• Task details: Pictures aside, quote the whole listing exactly.

Dataset entries:
----

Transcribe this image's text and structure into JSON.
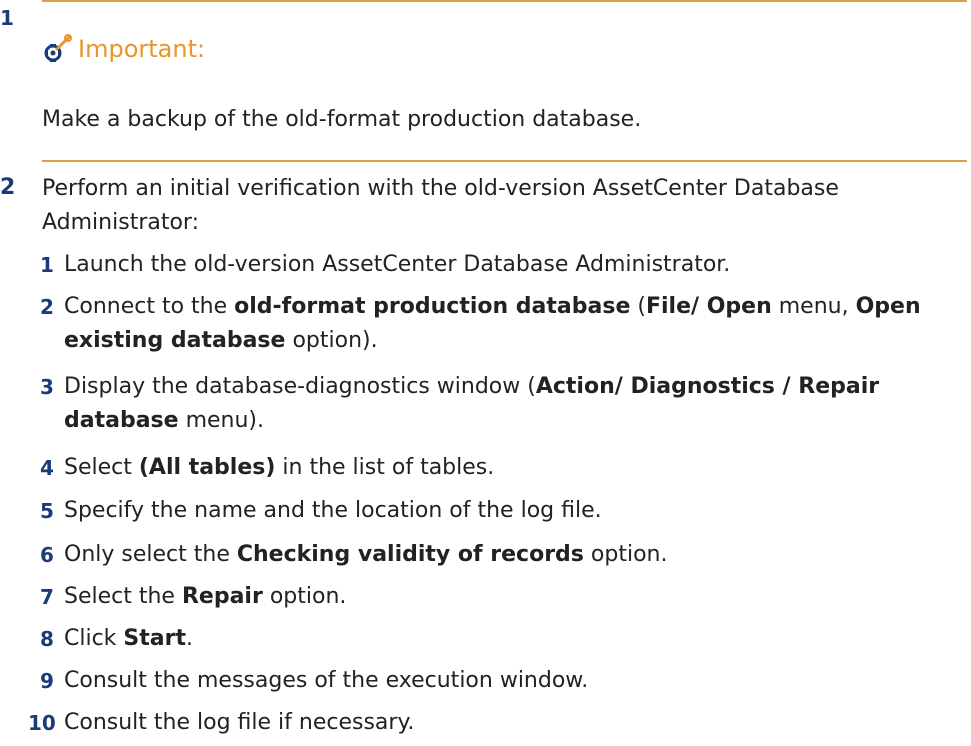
{
  "step1": {
    "number": "1",
    "note_label": "Important:",
    "note_icon": "wrench-gear-icon",
    "note_text": "Make a backup of the old-format production database."
  },
  "step2": {
    "number": "2",
    "intro": "Perform an initial verification with the old-version AssetCenter Database Administrator:",
    "substeps": [
      {
        "n": "1",
        "parts": [
          "Launch the old-version AssetCenter Database Administrator."
        ]
      },
      {
        "n": "2",
        "a": "Connect to the ",
        "b": "old-format production database",
        "c": " (",
        "d": "File/ Open",
        "e": " menu, ",
        "f": "Open existing database",
        "g": " option)."
      },
      {
        "n": "3",
        "a": "Display the database-diagnostics window (",
        "b": "Action/ Diagnostics / Repair database",
        "c": " menu)."
      },
      {
        "n": "4",
        "a": "Select ",
        "b": "(All tables)",
        "c": " in the list of tables."
      },
      {
        "n": "5",
        "a": "Specify the name and the location of the log file."
      },
      {
        "n": "6",
        "a": "Only select the ",
        "b": "Checking validity of records",
        "c": " option."
      },
      {
        "n": "7",
        "a": "Select the ",
        "b": "Repair",
        "c": " option."
      },
      {
        "n": "8",
        "a": "Click ",
        "b": "Start",
        "c": "."
      },
      {
        "n": "9",
        "a": "Consult the messages of the execution window."
      },
      {
        "n": "10",
        "a": "Consult the log file if necessary."
      }
    ]
  },
  "colors": {
    "step_number": "#1a3a7a",
    "important_label": "#e8962a",
    "rule": "#d8a24a"
  }
}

----

• Written solution:
Transcribe this image's text and structure into JSON.
{
  "step1": {
    "number": "1",
    "note_label": "Important:",
    "note_icon": "wrench-gear-icon",
    "note_text": "Make a backup of the old-format production database."
  },
  "step2": {
    "number": "2",
    "intro": "Perform an initial verification with the old-version AssetCenter Database Administrator:",
    "substeps": [
      {
        "n": "1",
        "parts": [
          "Launch the old-version AssetCenter Database Administrator."
        ]
      },
      {
        "n": "2",
        "a": "Connect to the ",
        "b": "old-format production database",
        "c": " (",
        "d": "File/ Open",
        "e": " menu, ",
        "f": "Open existing database",
        "g": " option)."
      },
      {
        "n": "3",
        "a": "Display the database-diagnostics window (",
        "b": "Action/ Diagnostics / Repair database",
        "c": " menu)."
      },
      {
        "n": "4",
        "a": "Select ",
        "b": "(All tables)",
        "c": " in the list of tables."
      },
      {
        "n": "5",
        "a": "Specify the name and the location of the log file."
      },
      {
        "n": "6",
        "a": "Only select the ",
        "b": "Checking validity of records",
        "c": " option."
      },
      {
        "n": "7",
        "a": "Select the ",
        "b": "Repair",
        "c": " option."
      },
      {
        "n": "8",
        "a": "Click ",
        "b": "Start",
        "c": "."
      },
      {
        "n": "9",
        "a": "Consult the messages of the execution window."
      },
      {
        "n": "10",
        "a": "Consult the log file if necessary."
      }
    ]
  },
  "colors": {
    "step_number": "#1a3a7a",
    "important_label": "#e8962a",
    "rule": "#d8a24a"
  }
}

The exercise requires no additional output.